* Aim *
Extract the listing below in full, unchanged.

* Material for this task *
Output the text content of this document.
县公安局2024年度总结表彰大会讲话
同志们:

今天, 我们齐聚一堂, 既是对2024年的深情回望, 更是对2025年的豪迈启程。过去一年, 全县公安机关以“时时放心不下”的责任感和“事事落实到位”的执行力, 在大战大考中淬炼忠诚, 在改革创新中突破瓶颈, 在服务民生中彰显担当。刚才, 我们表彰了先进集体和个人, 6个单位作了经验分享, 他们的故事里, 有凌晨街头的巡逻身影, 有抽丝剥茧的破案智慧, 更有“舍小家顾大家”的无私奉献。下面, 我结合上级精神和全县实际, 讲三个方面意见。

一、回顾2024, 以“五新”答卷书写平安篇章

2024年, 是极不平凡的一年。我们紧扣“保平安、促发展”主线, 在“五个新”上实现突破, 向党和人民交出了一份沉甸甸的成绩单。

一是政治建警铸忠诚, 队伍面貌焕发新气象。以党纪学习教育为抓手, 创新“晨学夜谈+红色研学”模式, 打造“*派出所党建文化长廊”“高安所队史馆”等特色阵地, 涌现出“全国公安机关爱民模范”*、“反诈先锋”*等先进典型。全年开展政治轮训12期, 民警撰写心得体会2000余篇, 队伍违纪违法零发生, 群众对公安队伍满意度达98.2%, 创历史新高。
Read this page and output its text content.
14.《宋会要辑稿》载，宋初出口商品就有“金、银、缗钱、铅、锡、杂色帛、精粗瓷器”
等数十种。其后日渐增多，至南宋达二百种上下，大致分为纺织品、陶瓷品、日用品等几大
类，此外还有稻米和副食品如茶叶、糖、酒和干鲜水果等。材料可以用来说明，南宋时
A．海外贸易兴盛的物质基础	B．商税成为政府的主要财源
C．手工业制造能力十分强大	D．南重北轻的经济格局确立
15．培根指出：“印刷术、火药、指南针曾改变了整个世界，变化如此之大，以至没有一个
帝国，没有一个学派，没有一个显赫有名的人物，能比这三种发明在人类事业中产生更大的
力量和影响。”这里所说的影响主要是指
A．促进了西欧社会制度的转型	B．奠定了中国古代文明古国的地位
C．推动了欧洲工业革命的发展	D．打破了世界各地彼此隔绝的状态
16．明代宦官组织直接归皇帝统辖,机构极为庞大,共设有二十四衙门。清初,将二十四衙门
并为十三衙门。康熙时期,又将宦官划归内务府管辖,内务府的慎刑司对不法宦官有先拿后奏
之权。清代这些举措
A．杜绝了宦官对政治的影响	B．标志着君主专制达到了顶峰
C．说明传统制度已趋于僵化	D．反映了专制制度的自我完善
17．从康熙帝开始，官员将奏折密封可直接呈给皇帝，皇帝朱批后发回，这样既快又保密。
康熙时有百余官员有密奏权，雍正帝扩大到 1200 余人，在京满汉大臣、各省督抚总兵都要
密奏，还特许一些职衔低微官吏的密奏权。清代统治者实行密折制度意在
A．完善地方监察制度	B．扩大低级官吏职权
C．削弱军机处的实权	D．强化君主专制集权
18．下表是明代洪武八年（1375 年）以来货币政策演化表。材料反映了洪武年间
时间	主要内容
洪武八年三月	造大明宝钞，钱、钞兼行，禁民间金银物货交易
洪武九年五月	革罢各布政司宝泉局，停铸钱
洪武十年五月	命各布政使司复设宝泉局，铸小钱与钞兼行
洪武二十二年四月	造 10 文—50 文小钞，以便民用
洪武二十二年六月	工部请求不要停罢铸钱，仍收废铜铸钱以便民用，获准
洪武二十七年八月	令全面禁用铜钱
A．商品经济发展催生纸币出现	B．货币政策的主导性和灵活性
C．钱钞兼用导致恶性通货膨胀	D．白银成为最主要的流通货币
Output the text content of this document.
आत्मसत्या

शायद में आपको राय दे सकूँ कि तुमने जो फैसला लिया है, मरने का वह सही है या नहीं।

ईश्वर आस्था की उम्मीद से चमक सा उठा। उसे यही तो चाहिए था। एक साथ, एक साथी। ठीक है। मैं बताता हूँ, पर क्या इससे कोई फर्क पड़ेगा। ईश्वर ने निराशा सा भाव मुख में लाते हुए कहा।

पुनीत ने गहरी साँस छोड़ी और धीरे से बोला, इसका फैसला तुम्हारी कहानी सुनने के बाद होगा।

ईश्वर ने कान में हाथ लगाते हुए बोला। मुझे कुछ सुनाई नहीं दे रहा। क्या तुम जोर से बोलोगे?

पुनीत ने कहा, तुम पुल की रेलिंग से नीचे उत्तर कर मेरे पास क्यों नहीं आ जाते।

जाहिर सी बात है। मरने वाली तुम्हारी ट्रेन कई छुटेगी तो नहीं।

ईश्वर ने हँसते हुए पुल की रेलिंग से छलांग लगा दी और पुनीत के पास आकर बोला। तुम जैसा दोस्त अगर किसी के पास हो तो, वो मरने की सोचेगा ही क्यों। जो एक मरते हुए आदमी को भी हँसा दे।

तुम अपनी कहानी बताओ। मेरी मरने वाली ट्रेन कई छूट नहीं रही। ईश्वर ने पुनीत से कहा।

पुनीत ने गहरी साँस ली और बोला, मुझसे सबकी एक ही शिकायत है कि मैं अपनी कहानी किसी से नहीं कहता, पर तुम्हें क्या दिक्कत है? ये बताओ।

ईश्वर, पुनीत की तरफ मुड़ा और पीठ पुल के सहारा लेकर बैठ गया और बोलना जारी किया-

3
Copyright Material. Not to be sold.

* Task solution *
Output the text content of this document.
县公安局2024年度总结表彰大会讲话
同志们:

今天, 我们齐聚一堂, 既是对2024年的深情回望, 更是对2025年的豪迈启程。过去一年, 全县公安机关以“时时放心不下”的责任感和“事事落实到位”的执行力, 在大战大考中淬炼忠诚, 在改革创新中突破瓶颈, 在服务民生中彰显担当。刚才, 我们表彰了先进集体和个人, 6个单位作了经验分享, 他们的故事里, 有凌晨街头的巡逻身影, 有抽丝剥茧的破案智慧, 更有“舍小家顾大家”的无私奉献。下面, 我结合上级精神和全县实际, 讲三个方面意见。

一、回顾2024, 以“五新”答卷书写平安篇章

2024年, 是极不平凡的一年。我们紧扣“保平安、促发展”主线, 在“五个新”上实现突破, 向党和人民交出了一份沉甸甸的成绩单。

一是政治建警铸忠诚, 队伍面貌焕发新气象。以党纪学习教育为抓手, 创新“晨学夜谈+红色研学”模式, 打造“*派出所党建文化长廊”“高安所队史馆”等特色阵地, 涌现出“全国公安机关爱民模范”*、“反诈先锋”*等先进典型。全年开展政治轮训12期, 民警撰写心得体会2000余篇, 队伍违纪违法零发生, 群众对公安队伍满意度达98.2%, 创历史新高。
Read this page and output its text content.
14.《宋会要辑稿》载，宋初出口商品就有“金、银、缗钱、铅、锡、杂色帛、精粗瓷器”
等数十种。其后日渐增多，至南宋达二百种上下，大致分为纺织品、陶瓷品、日用品等几大
类，此外还有稻米和副食品如茶叶、糖、酒和干鲜水果等。材料可以用来说明，南宋时
A．海外贸易兴盛的物质基础	B．商税成为政府的主要财源
C．手工业制造能力十分强大	D．南重北轻的经济格局确立
15．培根指出：“印刷术、火药、指南针曾改变了整个世界，变化如此之大，以至没有一个
帝国，没有一个学派，没有一个显赫有名的人物，能比这三种发明在人类事业中产生更大的
力量和影响。”这里所说的影响主要是指
A．促进了西欧社会制度的转型	B．奠定了中国古代文明古国的地位
C．推动了欧洲工业革命的发展	D．打破了世界各地彼此隔绝的状态
16．明代宦官组织直接归皇帝统辖,机构极为庞大,共设有二十四衙门。清初,将二十四衙门
并为十三衙门。康熙时期,又将宦官划归内务府管辖,内务府的慎刑司对不法宦官有先拿后奏
之权。清代这些举措
A．杜绝了宦官对政治的影响	B．标志着君主专制达到了顶峰
C．说明传统制度已趋于僵化	D．反映了专制制度的自我完善
17．从康熙帝开始，官员将奏折密封可直接呈给皇帝，皇帝朱批后发回，这样既快又保密。
康熙时有百余官员有密奏权，雍正帝扩大到 1200 余人，在京满汉大臣、各省督抚总兵都要
密奏，还特许一些职衔低微官吏的密奏权。清代统治者实行密折制度意在
A．完善地方监察制度	B．扩大低级官吏职权
C．削弱军机处的实权	D．强化君主专制集权
18．下表是明代洪武八年（1375 年）以来货币政策演化表。材料反映了洪武年间
时间	主要内容
洪武八年三月	造大明宝钞，钱、钞兼行，禁民间金银物货交易
洪武九年五月	革罢各布政司宝泉局，停铸钱
洪武十年五月	命各布政使司复设宝泉局，铸小钱与钞兼行
洪武二十二年四月	造 10 文—50 文小钞，以便民用
洪武二十二年六月	工部请求不要停罢铸钱，仍收废铜铸钱以便民用，获准
洪武二十七年八月	令全面禁用铜钱
A．商品经济发展催生纸币出现	B．货币政策的主导性和灵活性
C．钱钞兼用导致恶性通货膨胀	D．白银成为最主要的流通货币
Output the text content of this document.
आत्मसत्या

शायद में आपको राय दे सकूँ कि तुमने जो फैसला लिया है, मरने का वह सही है या नहीं।

ईश्वर आस्था की उम्मीद से चमक सा उठा। उसे यही तो चाहिए था। एक साथ, एक साथी। ठीक है। मैं बताता हूँ, पर क्या इससे कोई फर्क पड़ेगा। ईश्वर ने निराशा सा भाव मुख में लाते हुए कहा।

पुनीत ने गहरी साँस छोड़ी और धीरे से बोला, इसका फैसला तुम्हारी कहानी सुनने के बाद होगा।

ईश्वर ने कान में हाथ लगाते हुए बोला। मुझे कुछ सुनाई नहीं दे रहा। क्या तुम जोर से बोलोगे?

पुनीत ने कहा, तुम पुल की रेलिंग से नीचे उत्तर कर मेरे पास क्यों नहीं आ जाते।

जाहिर सी बात है। मरने वाली तुम्हारी ट्रेन कई छुटेगी तो नहीं।

ईश्वर ने हँसते हुए पुल की रेलिंग से छलांग लगा दी और पुनीत के पास आकर बोला। तुम जैसा दोस्त अगर किसी के पास हो तो, वो मरने की सोचेगा ही क्यों। जो एक मरते हुए आदमी को भी हँसा दे।

तुम अपनी कहानी बताओ। मेरी मरने वाली ट्रेन कई छूट नहीं रही। ईश्वर ने पुनीत से कहा।

पुनीत ने गहरी साँस ली और बोला, मुझसे सबकी एक ही शिकायत है कि मैं अपनी कहानी किसी से नहीं कहता, पर तुम्हें क्या दिक्कत है? ये बताओ।

ईश्वर, पुनीत की तरफ मुड़ा और पीठ पुल के सहारा लेकर बैठ गया और बोलना जारी किया-

3
Copyright Material. Not to be sold.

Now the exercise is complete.